STATED GOAL: Lines that hold the string "Round" are to be counted; give only their number.

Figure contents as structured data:
· · · · ·

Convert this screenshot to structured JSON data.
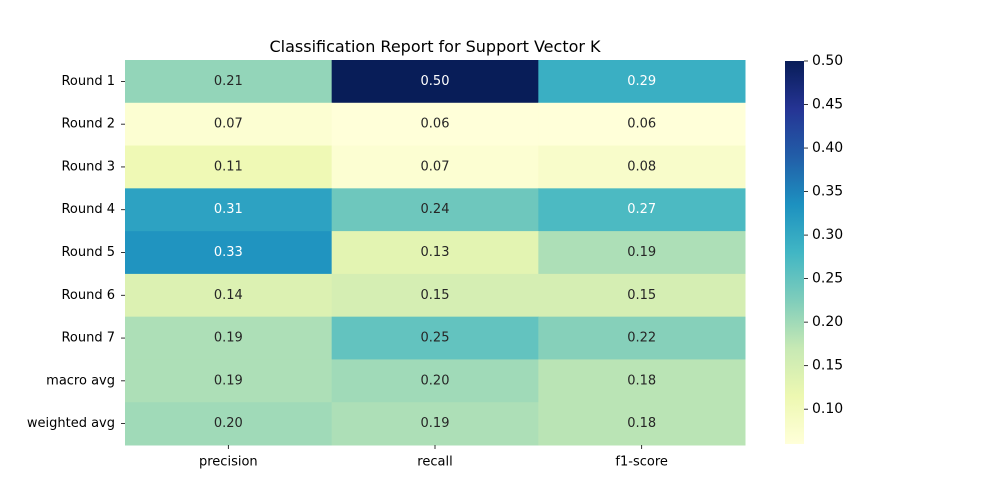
{
  "chart_data": {
    "type": "heatmap",
    "title": "Classification Report for Support Vector K",
    "xlabel": "",
    "ylabel": "",
    "x_categories": [
      "precision",
      "recall",
      "f1-score"
    ],
    "y_categories": [
      "Round 1",
      "Round 2",
      "Round 3",
      "Round 4",
      "Round 5",
      "Round 6",
      "Round 7",
      "macro avg",
      "weighted avg"
    ],
    "values": [
      [
        0.21,
        0.5,
        0.29
      ],
      [
        0.07,
        0.06,
        0.06
      ],
      [
        0.11,
        0.07,
        0.08
      ],
      [
        0.31,
        0.24,
        0.27
      ],
      [
        0.33,
        0.13,
        0.19
      ],
      [
        0.14,
        0.15,
        0.15
      ],
      [
        0.19,
        0.25,
        0.22
      ],
      [
        0.19,
        0.2,
        0.18
      ],
      [
        0.2,
        0.19,
        0.18
      ]
    ],
    "cell_labels": [
      [
        "0.21",
        "0.50",
        "0.29"
      ],
      [
        "0.07",
        "0.06",
        "0.06"
      ],
      [
        "0.11",
        "0.07",
        "0.08"
      ],
      [
        "0.31",
        "0.24",
        "0.27"
      ],
      [
        "0.33",
        "0.13",
        "0.19"
      ],
      [
        "0.14",
        "0.15",
        "0.15"
      ],
      [
        "0.19",
        "0.25",
        "0.22"
      ],
      [
        "0.19",
        "0.20",
        "0.18"
      ],
      [
        "0.20",
        "0.19",
        "0.18"
      ]
    ],
    "colormap": "YlGnBu",
    "color_range": [
      0.06,
      0.5
    ],
    "colorbar": {
      "ticks": [
        0.1,
        0.15,
        0.2,
        0.25,
        0.3,
        0.35,
        0.4,
        0.45,
        0.5
      ],
      "tick_labels": [
        "0.10",
        "0.15",
        "0.20",
        "0.25",
        "0.30",
        "0.35",
        "0.40",
        "0.45",
        "0.50"
      ]
    },
    "colormap_stops": [
      "#ffffd9",
      "#edf8b1",
      "#c7e9b4",
      "#7fcdbb",
      "#41b6c4",
      "#1d91c0",
      "#225ea8",
      "#253494",
      "#081d58"
    ]
  }
}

· · · · ·

THE SOLUTION: 7